▸ **Data**:
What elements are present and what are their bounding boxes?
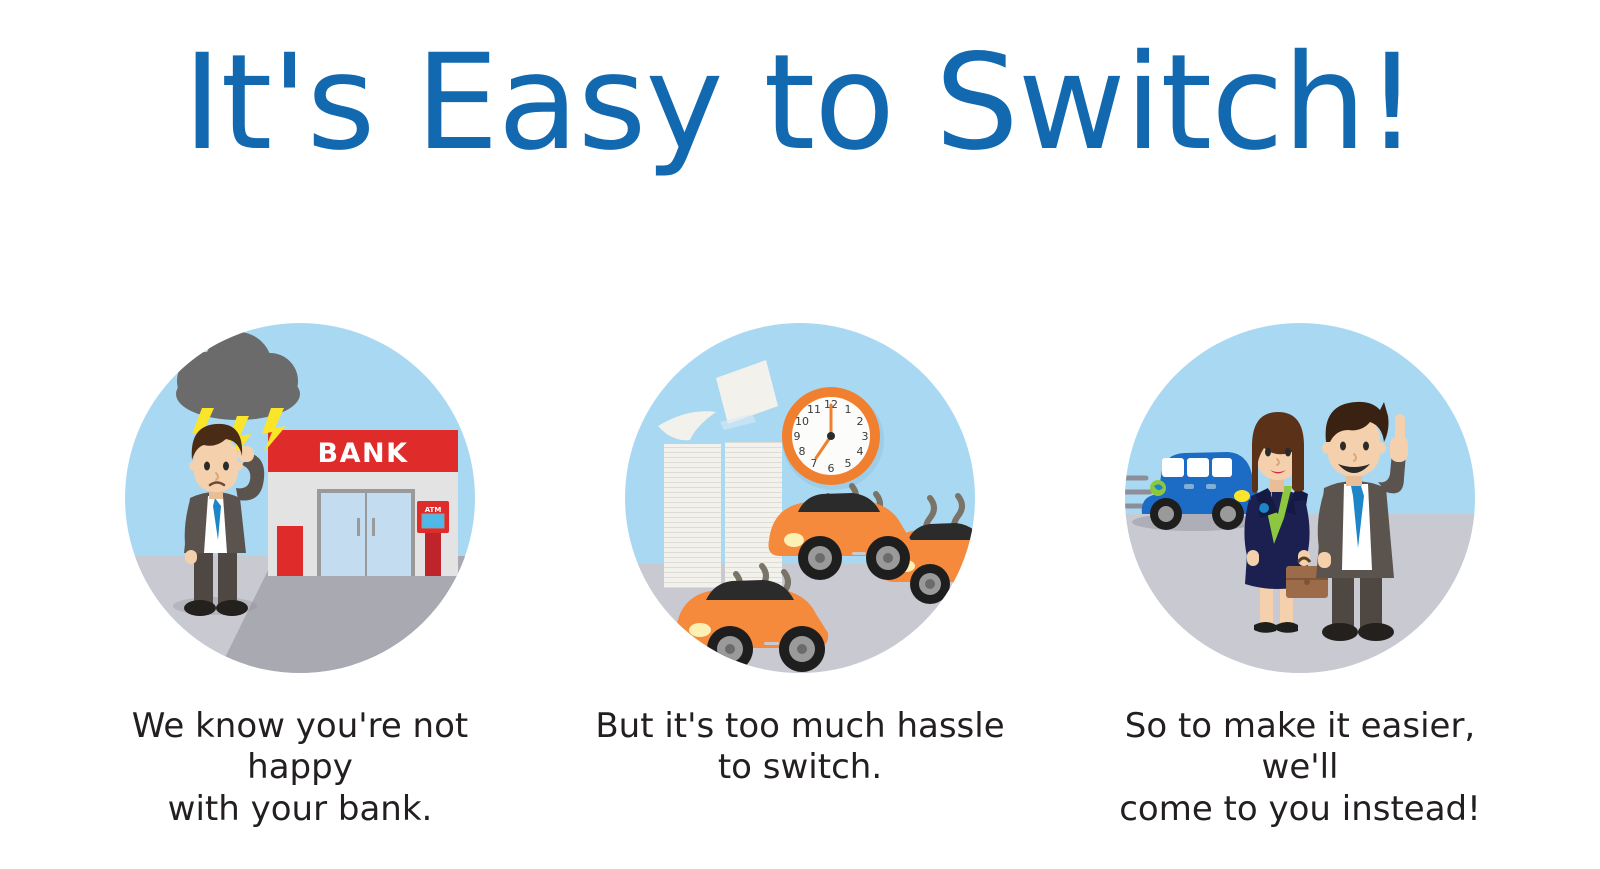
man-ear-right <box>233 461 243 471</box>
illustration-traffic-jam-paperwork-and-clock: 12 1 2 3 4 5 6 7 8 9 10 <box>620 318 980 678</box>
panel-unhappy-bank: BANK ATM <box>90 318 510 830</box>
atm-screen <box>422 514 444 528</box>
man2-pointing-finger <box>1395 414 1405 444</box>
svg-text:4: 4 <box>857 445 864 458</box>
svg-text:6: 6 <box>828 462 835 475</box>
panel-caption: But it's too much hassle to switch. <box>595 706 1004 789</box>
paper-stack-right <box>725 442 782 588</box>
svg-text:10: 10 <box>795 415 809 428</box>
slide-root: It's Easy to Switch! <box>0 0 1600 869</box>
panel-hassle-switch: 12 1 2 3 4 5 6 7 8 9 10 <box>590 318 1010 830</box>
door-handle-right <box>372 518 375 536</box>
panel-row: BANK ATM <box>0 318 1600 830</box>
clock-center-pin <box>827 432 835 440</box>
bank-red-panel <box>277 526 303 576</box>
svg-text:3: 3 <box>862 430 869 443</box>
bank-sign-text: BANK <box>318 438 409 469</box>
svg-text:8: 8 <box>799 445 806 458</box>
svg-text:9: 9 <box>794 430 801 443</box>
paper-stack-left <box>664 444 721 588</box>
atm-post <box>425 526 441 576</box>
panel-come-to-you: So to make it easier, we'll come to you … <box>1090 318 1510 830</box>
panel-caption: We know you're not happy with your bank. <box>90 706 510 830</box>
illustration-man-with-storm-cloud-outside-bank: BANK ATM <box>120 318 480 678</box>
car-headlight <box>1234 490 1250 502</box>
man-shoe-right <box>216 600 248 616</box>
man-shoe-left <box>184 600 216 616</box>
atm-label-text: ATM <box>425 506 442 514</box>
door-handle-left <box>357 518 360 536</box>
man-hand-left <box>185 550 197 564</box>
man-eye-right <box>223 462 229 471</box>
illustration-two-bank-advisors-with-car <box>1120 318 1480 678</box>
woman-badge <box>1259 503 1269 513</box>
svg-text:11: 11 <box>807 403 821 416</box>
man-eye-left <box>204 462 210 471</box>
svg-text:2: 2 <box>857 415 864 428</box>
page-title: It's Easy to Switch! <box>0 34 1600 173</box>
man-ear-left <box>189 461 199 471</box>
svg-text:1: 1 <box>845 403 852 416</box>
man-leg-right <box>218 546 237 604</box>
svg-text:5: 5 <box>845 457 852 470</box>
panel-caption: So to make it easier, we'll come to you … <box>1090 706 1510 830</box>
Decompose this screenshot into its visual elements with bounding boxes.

* * *

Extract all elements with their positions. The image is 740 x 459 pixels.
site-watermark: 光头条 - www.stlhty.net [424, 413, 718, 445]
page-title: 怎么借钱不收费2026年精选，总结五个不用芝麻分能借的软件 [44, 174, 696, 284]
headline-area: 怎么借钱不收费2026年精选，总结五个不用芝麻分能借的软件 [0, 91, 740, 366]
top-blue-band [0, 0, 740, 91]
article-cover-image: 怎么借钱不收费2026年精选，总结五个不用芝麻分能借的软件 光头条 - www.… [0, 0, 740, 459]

▸ **Given instruction**: Locate each row above that contains the string "stack", treating uppercase and lowercase as different, and copy those rows in full.

▸ **Task answer**:
paper-stack-right <box>725 442 782 588</box>
paper-stack-left <box>664 444 721 588</box>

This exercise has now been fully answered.